### Extracted records:
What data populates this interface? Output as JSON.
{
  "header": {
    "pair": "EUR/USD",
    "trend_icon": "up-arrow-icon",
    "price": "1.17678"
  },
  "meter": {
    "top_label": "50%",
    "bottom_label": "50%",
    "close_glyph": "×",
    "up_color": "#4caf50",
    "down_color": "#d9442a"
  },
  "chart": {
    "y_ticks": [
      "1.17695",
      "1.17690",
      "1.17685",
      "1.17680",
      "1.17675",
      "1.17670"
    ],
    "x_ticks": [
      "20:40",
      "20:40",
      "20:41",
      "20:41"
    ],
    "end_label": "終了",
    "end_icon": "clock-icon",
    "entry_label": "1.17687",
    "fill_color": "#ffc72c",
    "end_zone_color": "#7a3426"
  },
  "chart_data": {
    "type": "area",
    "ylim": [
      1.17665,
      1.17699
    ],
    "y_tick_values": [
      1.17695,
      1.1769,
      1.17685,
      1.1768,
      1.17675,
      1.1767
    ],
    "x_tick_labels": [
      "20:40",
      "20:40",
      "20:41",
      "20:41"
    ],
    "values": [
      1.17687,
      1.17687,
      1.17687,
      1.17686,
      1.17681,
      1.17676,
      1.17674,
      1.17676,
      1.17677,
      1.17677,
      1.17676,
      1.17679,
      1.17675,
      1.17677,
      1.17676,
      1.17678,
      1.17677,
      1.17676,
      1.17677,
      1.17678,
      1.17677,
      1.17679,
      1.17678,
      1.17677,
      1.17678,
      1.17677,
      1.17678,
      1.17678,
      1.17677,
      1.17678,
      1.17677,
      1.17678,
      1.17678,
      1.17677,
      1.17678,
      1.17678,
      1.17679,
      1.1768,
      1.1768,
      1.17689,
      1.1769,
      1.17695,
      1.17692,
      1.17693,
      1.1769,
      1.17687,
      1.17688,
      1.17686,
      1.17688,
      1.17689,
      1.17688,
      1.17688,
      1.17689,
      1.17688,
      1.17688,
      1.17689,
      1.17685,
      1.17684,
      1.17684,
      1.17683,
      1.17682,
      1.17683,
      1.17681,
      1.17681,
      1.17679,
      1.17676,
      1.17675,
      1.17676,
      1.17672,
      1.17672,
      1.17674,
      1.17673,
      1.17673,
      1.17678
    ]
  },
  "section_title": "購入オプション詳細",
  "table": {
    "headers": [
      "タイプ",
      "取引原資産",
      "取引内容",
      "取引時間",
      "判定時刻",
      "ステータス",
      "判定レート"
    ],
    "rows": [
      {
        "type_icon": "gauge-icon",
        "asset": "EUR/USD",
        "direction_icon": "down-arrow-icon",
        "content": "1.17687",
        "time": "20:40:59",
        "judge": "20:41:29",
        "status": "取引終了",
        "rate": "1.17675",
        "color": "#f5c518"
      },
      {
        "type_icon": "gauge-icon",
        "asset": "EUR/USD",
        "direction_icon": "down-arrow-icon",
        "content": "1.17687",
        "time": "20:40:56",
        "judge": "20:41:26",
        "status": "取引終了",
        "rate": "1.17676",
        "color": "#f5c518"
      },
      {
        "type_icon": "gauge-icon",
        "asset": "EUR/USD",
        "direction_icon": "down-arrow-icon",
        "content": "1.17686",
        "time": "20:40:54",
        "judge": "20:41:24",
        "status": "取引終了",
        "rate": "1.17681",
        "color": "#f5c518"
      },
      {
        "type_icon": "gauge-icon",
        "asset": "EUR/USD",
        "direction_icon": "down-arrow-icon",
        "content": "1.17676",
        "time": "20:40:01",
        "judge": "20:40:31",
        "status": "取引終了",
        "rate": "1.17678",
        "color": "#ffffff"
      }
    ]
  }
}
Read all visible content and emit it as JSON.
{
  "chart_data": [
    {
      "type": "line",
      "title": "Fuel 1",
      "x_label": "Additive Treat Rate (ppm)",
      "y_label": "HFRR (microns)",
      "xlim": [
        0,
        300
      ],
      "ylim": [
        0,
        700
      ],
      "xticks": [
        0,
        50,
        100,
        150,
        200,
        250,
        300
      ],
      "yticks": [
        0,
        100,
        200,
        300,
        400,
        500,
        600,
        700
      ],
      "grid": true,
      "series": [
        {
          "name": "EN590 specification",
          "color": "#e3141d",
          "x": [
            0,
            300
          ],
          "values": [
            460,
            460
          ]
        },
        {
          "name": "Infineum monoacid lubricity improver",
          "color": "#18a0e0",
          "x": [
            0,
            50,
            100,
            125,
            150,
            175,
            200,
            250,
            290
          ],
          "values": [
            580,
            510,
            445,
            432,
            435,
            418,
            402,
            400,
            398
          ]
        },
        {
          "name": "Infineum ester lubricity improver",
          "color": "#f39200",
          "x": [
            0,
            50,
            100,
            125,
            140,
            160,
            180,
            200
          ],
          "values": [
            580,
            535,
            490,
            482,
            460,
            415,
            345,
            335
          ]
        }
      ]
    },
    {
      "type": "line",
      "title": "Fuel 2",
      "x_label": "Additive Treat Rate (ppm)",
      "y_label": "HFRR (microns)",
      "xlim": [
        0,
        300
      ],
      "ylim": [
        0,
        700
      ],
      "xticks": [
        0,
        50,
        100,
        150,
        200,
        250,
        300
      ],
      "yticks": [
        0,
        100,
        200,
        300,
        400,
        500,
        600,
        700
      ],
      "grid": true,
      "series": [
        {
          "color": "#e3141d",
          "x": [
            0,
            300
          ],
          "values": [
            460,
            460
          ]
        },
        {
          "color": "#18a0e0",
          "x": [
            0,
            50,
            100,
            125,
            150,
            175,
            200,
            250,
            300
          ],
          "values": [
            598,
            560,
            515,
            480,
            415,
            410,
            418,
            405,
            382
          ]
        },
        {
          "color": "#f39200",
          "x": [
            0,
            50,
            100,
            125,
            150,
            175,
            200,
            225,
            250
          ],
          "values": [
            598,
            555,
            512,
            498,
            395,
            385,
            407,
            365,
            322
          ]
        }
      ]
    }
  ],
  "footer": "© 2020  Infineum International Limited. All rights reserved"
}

### What the exercise asks:
Find the string "content" in the listing and return every line that holds it.

### Answer for this exercise:
        "content": "1.17687",
        "content": "1.17687",
        "content": "1.17686",
        "content": "1.17676",
Read all visible content and emit it as JSON.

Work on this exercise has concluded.